Data records
= = = =
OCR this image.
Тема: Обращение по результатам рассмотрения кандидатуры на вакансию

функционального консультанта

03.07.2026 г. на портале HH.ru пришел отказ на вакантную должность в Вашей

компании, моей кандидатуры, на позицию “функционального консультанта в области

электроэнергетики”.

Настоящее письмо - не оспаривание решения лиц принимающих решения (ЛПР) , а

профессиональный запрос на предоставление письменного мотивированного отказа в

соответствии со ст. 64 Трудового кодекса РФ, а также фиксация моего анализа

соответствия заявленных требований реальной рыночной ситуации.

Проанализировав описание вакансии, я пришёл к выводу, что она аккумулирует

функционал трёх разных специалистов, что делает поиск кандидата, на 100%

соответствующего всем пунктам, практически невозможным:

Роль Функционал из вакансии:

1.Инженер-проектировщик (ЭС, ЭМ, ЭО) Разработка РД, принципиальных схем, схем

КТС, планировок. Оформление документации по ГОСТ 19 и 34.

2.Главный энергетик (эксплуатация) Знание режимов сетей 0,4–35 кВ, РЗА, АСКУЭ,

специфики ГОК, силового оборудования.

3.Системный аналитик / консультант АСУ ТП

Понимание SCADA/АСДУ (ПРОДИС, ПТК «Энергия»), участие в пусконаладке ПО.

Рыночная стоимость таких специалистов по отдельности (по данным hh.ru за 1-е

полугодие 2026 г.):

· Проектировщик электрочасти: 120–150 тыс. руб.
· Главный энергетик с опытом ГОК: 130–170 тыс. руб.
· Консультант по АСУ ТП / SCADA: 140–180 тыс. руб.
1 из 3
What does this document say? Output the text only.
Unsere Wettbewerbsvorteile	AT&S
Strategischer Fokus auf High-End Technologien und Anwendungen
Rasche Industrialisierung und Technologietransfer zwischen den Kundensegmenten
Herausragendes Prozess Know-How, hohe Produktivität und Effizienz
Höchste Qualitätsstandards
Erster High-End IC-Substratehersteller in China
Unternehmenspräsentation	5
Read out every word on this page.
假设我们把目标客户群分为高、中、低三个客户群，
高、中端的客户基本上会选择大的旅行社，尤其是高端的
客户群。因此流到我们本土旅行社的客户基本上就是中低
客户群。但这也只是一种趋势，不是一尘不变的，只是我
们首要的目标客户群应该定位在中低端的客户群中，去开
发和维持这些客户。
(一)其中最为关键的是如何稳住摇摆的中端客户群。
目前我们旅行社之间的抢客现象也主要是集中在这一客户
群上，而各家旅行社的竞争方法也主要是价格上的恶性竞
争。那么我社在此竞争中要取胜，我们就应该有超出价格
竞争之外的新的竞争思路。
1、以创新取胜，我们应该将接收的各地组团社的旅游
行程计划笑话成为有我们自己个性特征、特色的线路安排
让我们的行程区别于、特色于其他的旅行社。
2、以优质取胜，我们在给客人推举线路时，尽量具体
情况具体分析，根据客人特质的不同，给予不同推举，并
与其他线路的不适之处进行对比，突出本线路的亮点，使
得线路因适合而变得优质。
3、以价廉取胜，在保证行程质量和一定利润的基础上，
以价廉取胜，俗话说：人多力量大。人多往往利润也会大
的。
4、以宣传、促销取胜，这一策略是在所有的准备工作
= = = =
> [TASK GOAL] Read through the entries and copy every line that includes "High".

> [PROBLEM SOLUTION]
Strategischer Fokus auf High-End Technologien und Anwendungen
Erster High-End IC-Substratehersteller in China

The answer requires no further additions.